= What to do =
Find every line in the records below that contains the word "reach", and copy each such line.

= Extracted data =

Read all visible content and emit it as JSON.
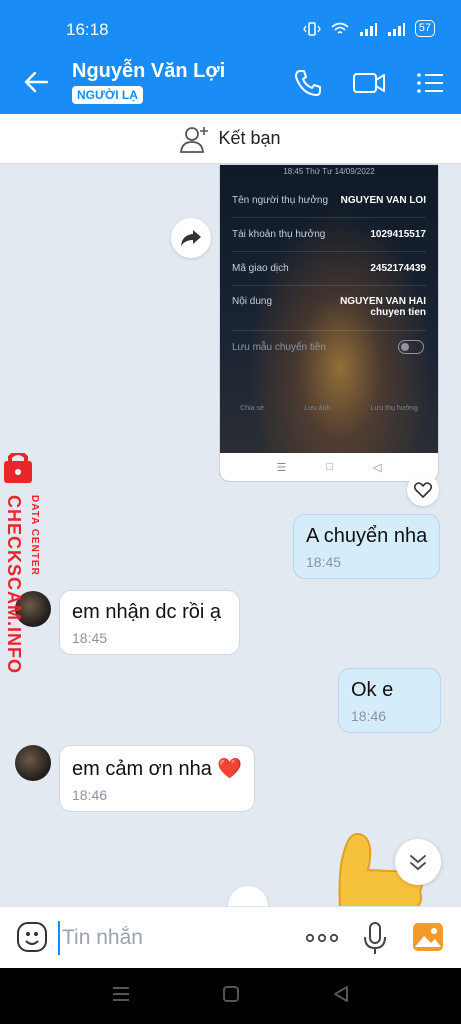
{
  "status_bar": {
    "time": "16:18",
    "battery": "57"
  },
  "header": {
    "contact_name": "Nguyễn Văn Lợi",
    "badge": "NGƯỜI LẠ"
  },
  "add_friend": {
    "label": "Kết bạn"
  },
  "shared_image": {
    "meta": "18:45 Thứ Tư 14/09/2022",
    "rows": [
      {
        "label": "Tên người thụ hưởng",
        "value": "NGUYEN VAN LOI"
      },
      {
        "label": "Tài khoản thụ hưởng",
        "value": "1029415517"
      },
      {
        "label": "Mã giao dịch",
        "value": "2452174439"
      },
      {
        "label": "Nội dung",
        "value": "NGUYEN VAN HAI",
        "value2": "chuyen tien"
      }
    ],
    "toggle_label": "Lưu mẫu chuyển tiền",
    "actions": [
      "Chia sẻ",
      "Lưu ảnh",
      "Lưu thụ hưởng"
    ]
  },
  "messages": [
    {
      "direction": "out",
      "text": "A chuyển nha",
      "time": "18:45"
    },
    {
      "direction": "in",
      "text": "em nhận dc rồi ạ",
      "time": "18:45"
    },
    {
      "direction": "out",
      "text": "Ok e",
      "time": "18:46"
    },
    {
      "direction": "in",
      "text": "em cảm ơn nha ❤️",
      "time": "18:46"
    }
  ],
  "watermark": {
    "line1": "DATA CENTER",
    "line2": "CHECKSCAM.INFO"
  },
  "input": {
    "placeholder": "Tin nhắn"
  },
  "colors": {
    "accent": "#1a8cf5",
    "outgoing_bubble": "#d5ecfb",
    "watermark_red": "#e8262b"
  },
  "icons": [
    "back-arrow-icon",
    "phone-icon",
    "video-call-icon",
    "menu-list-icon",
    "add-friend-icon",
    "share-forward-icon",
    "heart-icon",
    "emoji-icon",
    "more-dots-icon",
    "microphone-icon",
    "image-icon",
    "chevron-double-down-icon"
  ]
}
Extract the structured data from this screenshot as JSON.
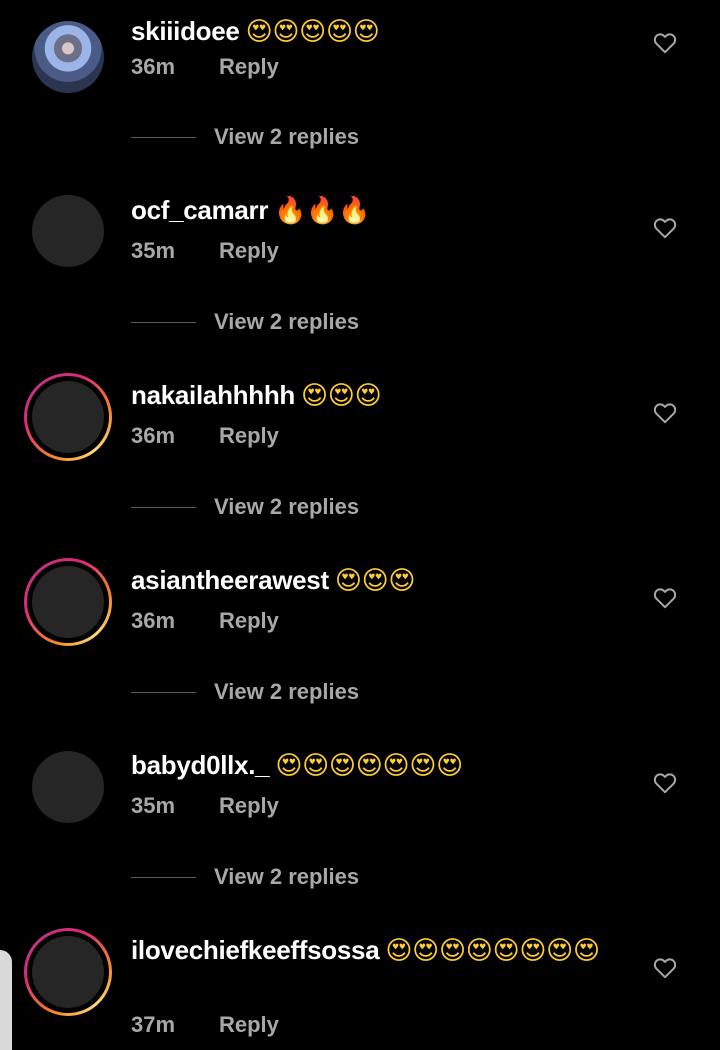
{
  "comments": [
    {
      "username": "skiiidoee",
      "emoji": "😍😍😍😍😍",
      "emoji_type": "heart-eyes",
      "time": "36m",
      "reply_label": "Reply",
      "view_replies_label": "View 2 replies",
      "avatar": "photo",
      "story_ring": false
    },
    {
      "username": "ocf_camarr",
      "emoji": "🔥🔥🔥",
      "emoji_type": "fire",
      "time": "35m",
      "reply_label": "Reply",
      "view_replies_label": "View 2 replies",
      "avatar": "placeholder",
      "story_ring": false
    },
    {
      "username": "nakailahhhhh",
      "emoji": "😍😍😍",
      "emoji_type": "heart-eyes",
      "time": "36m",
      "reply_label": "Reply",
      "view_replies_label": "View 2 replies",
      "avatar": "placeholder",
      "story_ring": true
    },
    {
      "username": "asiantheerawest",
      "emoji": "😍😍😍",
      "emoji_type": "heart-eyes",
      "time": "36m",
      "reply_label": "Reply",
      "view_replies_label": "View 2 replies",
      "avatar": "placeholder",
      "story_ring": true
    },
    {
      "username": "babyd0llx._",
      "emoji": "😍😍😍😍😍😍😍",
      "emoji_type": "heart-eyes",
      "time": "35m",
      "reply_label": "Reply",
      "view_replies_label": "View 2 replies",
      "avatar": "placeholder",
      "story_ring": false
    },
    {
      "username": "ilovechiefkeeffsossa",
      "emoji": "😍😍😍😍😍😍😍😍",
      "emoji_type": "heart-eyes",
      "time": "37m",
      "reply_label": "Reply",
      "view_replies_label": "",
      "avatar": "placeholder",
      "story_ring": true
    }
  ],
  "colors": {
    "background": "#000000",
    "text_primary": "#ffffff",
    "text_secondary": "#a8a8a8",
    "avatar_placeholder": "#262626"
  },
  "icons": {
    "like": "heart-outline-icon"
  }
}
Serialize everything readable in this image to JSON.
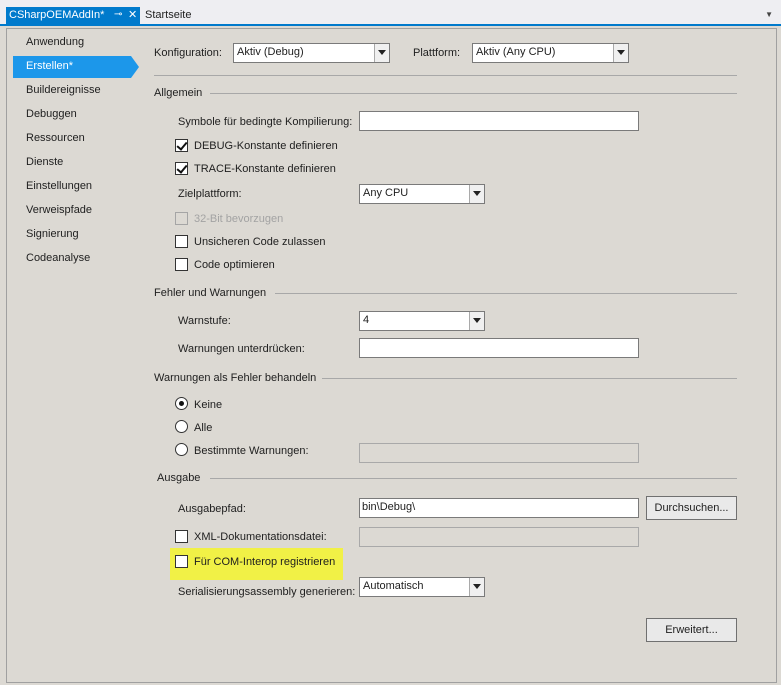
{
  "tabs": {
    "active_label": "CSharpOEMAddIn*",
    "pin_glyph": "⊸",
    "close_glyph": "✕",
    "inactive_label": "Startseite",
    "overflow_glyph": "▼"
  },
  "sidebar": {
    "items": [
      {
        "label": "Anwendung"
      },
      {
        "label": "Erstellen*"
      },
      {
        "label": "Buildereignisse"
      },
      {
        "label": "Debuggen"
      },
      {
        "label": "Ressourcen"
      },
      {
        "label": "Dienste"
      },
      {
        "label": "Einstellungen"
      },
      {
        "label": "Verweispfade"
      },
      {
        "label": "Signierung"
      },
      {
        "label": "Codeanalyse"
      }
    ],
    "active_index": 1
  },
  "config": {
    "konfiguration_label": "Konfiguration:",
    "konfiguration_value": "Aktiv (Debug)",
    "plattform_label": "Plattform:",
    "plattform_value": "Aktiv (Any CPU)"
  },
  "allgemein": {
    "title": "Allgemein",
    "symbols_label": "Symbole für bedingte Kompilierung:",
    "symbols_value": "",
    "debug_label": "DEBUG-Konstante definieren",
    "debug_checked": true,
    "trace_label": "TRACE-Konstante definieren",
    "trace_checked": true,
    "zielplattform_label": "Zielplattform:",
    "zielplattform_value": "Any CPU",
    "prefer32_label": "32-Bit bevorzugen",
    "unsafe_label": "Unsicheren Code zulassen",
    "optimize_label": "Code optimieren"
  },
  "fehler": {
    "title": "Fehler und Warnungen",
    "warnstufe_label": "Warnstufe:",
    "warnstufe_value": "4",
    "suppress_label": "Warnungen unterdrücken:",
    "suppress_value": ""
  },
  "warnings_as_errors": {
    "title": "Warnungen als Fehler behandeln",
    "option_none": "Keine",
    "option_all": "Alle",
    "option_specific": "Bestimmte Warnungen:",
    "selected": "Keine",
    "specific_value": ""
  },
  "ausgabe": {
    "title": "Ausgabe",
    "path_label": "Ausgabepfad:",
    "path_value": "bin\\Debug\\",
    "browse_label": "Durchsuchen...",
    "xmldoc_label": "XML-Dokumentationsdatei:",
    "xmldoc_value": "",
    "com_label": "Für COM-Interop registrieren",
    "serial_label": "Serialisierungsassembly generieren:",
    "serial_value": "Automatisch",
    "advanced_label": "Erweitert..."
  },
  "colors": {
    "tab_active": "#007acc",
    "sidebar_active": "#1c97ea",
    "highlight": "#f1f146",
    "panel_bg": "#dcd9d3"
  }
}
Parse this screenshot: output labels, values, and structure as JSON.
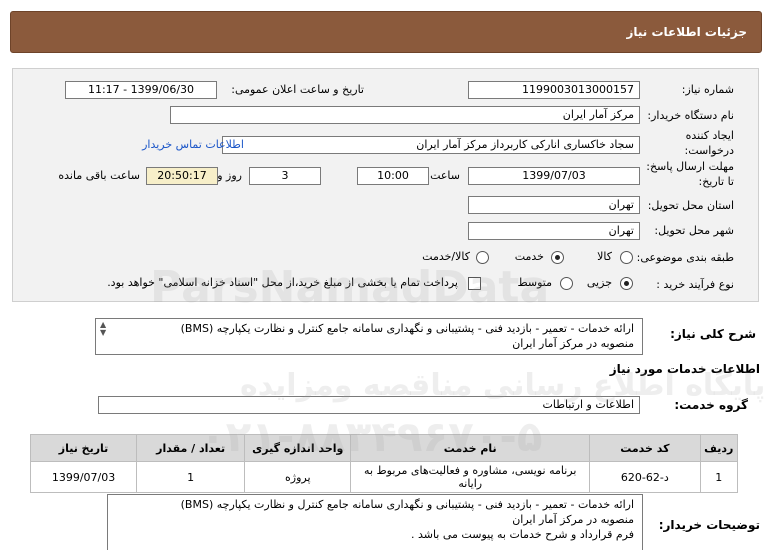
{
  "header": {
    "title": "جزئیات اطلاعات نیاز"
  },
  "form": {
    "need_number_label": "شماره نیاز:",
    "need_number": "1199003013000157",
    "announce_label": "تاریخ و ساعت اعلان عمومی:",
    "announce_value": "1399/06/30 - 11:17",
    "buyer_label": "نام دستگاه خریدار:",
    "buyer_value": "مرکز آمار ایران",
    "creator_label_1": "ایجاد کننده",
    "creator_label_2": "درخواست:",
    "creator_value": "سجاد خاکساری انارکی کاربرداز مرکز آمار ایران",
    "contact_link": "اطلاعات تماس خریدار",
    "deadline_label_1": "مهلت ارسال پاسخ:",
    "deadline_label_2": "تا تاریخ:",
    "deadline_date": "1399/07/03",
    "time_label": "ساعت",
    "deadline_time": "10:00",
    "days_value": "3",
    "days_label": "روز و",
    "remaining_time": "20:50:17",
    "remaining_label": "ساعت باقی مانده",
    "province_label": "استان محل تحویل:",
    "province_value": "تهران",
    "city_label": "شهر محل تحویل:",
    "city_value": "تهران",
    "category_label": "طبقه بندی موضوعی:",
    "category_options": [
      "کالا",
      "خدمت",
      "کالا/خدمت"
    ],
    "category_selected": "خدمت",
    "purchase_label": "نوع فرآیند خرید :",
    "purchase_options": [
      "جزیی",
      "متوسط"
    ],
    "purchase_selected": "جزیی",
    "treasury_note": "پرداخت تمام یا بخشی از مبلغ خرید،از محل \"اسناد خزانه اسلامی\" خواهد بود."
  },
  "summary": {
    "label": "شرح کلی نیاز:",
    "line1": "ارائه خدمات - تعمیر - بازدید فنی - پشتیبانی و نگهداری سامانه جامع کنترل و نظارت یکپارچه (BMS)",
    "line2": "منصوبه در مرکز آمار ایران"
  },
  "services": {
    "section_title": "اطلاعات خدمات مورد نیاز",
    "group_label": "گروه خدمت:",
    "group_value": "اطلاعات و ارتباطات",
    "columns": [
      "ردیف",
      "کد خدمت",
      "نام خدمت",
      "واحد اندازه گیری",
      "تعداد / مقدار",
      "تاریخ نیاز"
    ],
    "rows": [
      {
        "row": "1",
        "code": "د-62-620",
        "name": "برنامه نویسی، مشاوره و فعالیت‌های مربوط به رایانه",
        "unit": "پروژه",
        "qty": "1",
        "date": "1399/07/03"
      }
    ]
  },
  "buyer_notes": {
    "label": "توضیحات خریدار:",
    "line1": "ارائه خدمات - تعمیر - بازدید فنی - پشتیبانی و نگهداری سامانه جامع کنترل و نظارت یکپارچه (BMS)",
    "line2": "منصوبه در مرکز آمار ایران",
    "line3": "فرم قرارداد و شرح خدمات به پیوست می باشد ."
  },
  "watermark": {
    "line1": "ParsNamadData",
    "line2": "پایگاه اطلاع رسانی مناقصه ومزایده",
    "line3": "۰۲۱-۸۸۳۴۹۶۷۰-۵"
  }
}
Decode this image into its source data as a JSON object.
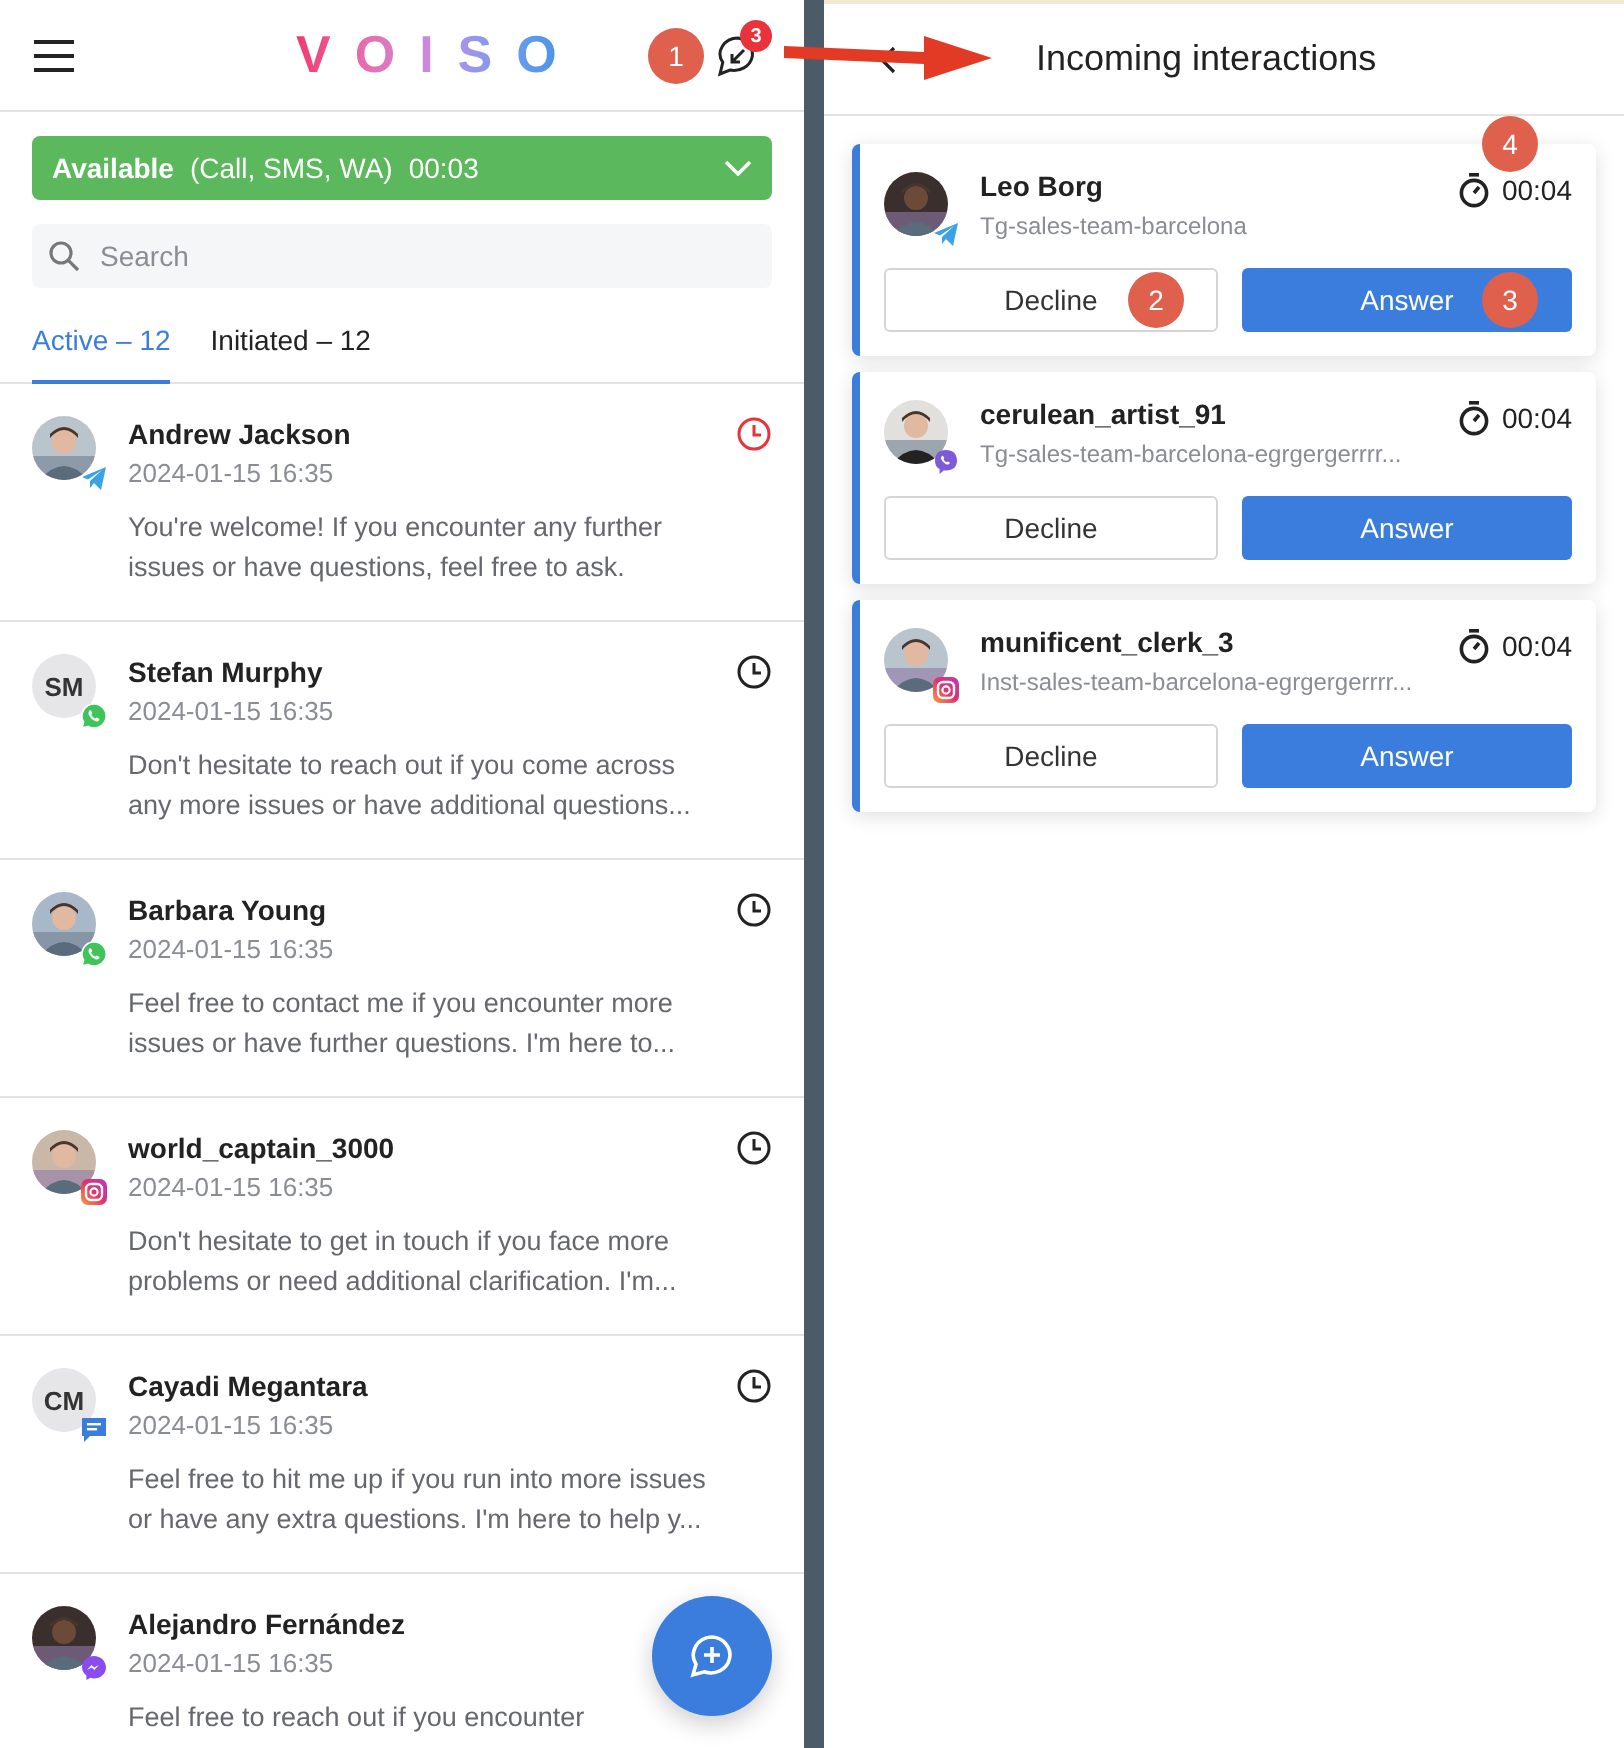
{
  "header": {
    "logo": "VOISO",
    "notification_count": "3"
  },
  "status": {
    "label": "Available",
    "channels": "(Call, SMS, WA)",
    "timer": "00:03"
  },
  "search": {
    "placeholder": "Search"
  },
  "tabs": [
    {
      "label": "Active – 12",
      "selected": true
    },
    {
      "label": "Initiated – 12",
      "selected": false
    }
  ],
  "conversations": [
    {
      "name": "Andrew Jackson",
      "time": "2024-01-15 16:35",
      "message": "You're welcome! If you encounter any further issues or have questions, feel free to ask.",
      "channel": {
        "kind": "telegram"
      },
      "overdue": true
    },
    {
      "name": "Stefan Murphy",
      "time": "2024-01-15 16:35",
      "message": "Don't hesitate to reach out if you come across any more issues or have additional questions...",
      "avatar": {
        "kind": "initials",
        "text": "SM"
      },
      "channel": {
        "kind": "whatsapp"
      },
      "overdue": false
    },
    {
      "name": "Barbara Young",
      "time": "2024-01-15 16:35",
      "message": "Feel free to contact me if you encounter more issues or have further questions. I'm here to...",
      "channel": {
        "kind": "whatsapp"
      },
      "overdue": false
    },
    {
      "name": "world_captain_3000",
      "time": "2024-01-15 16:35",
      "message": "Don't hesitate to get in touch if you face more problems or need additional clarification. I'm...",
      "channel": {
        "kind": "instagram"
      },
      "overdue": false
    },
    {
      "name": "Cayadi Megantara",
      "time": "2024-01-15 16:35",
      "message": "Feel free to hit me up if you run into more issues or have any extra questions. I'm here to help y...",
      "avatar": {
        "kind": "initials",
        "text": "CM"
      },
      "channel": {
        "kind": "sms"
      },
      "overdue": false
    },
    {
      "name": "Alejandro Fernández",
      "time": "2024-01-15 16:35",
      "message": "Feel free to reach out if you encounter",
      "channel": {
        "kind": "messenger"
      }
    }
  ],
  "incoming": {
    "title": "Incoming interactions",
    "items": [
      {
        "name": "Leo Borg",
        "team": "Tg-sales-team-barcelona",
        "timer": "00:04",
        "channel": {
          "kind": "telegram"
        },
        "decline": "Decline",
        "answer": "Answer"
      },
      {
        "name": "cerulean_artist_91",
        "team": "Tg-sales-team-barcelona-egrgergerrrr...",
        "timer": "00:04",
        "channel": {
          "kind": "viber"
        },
        "decline": "Decline",
        "answer": "Answer"
      },
      {
        "name": "munificent_clerk_3",
        "team": "Inst-sales-team-barcelona-egrgergerrrr...",
        "timer": "00:04",
        "channel": {
          "kind": "instagram"
        },
        "decline": "Decline",
        "answer": "Answer"
      }
    ]
  },
  "annotations": [
    {
      "label": "1"
    },
    {
      "label": "2"
    },
    {
      "label": "3"
    },
    {
      "label": "4"
    }
  ]
}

= Response below =
      "message": "Don't hesitate to reach out if you come across any more issues or have additional questions...",
      "message": "Feel free to reach out if you encounter",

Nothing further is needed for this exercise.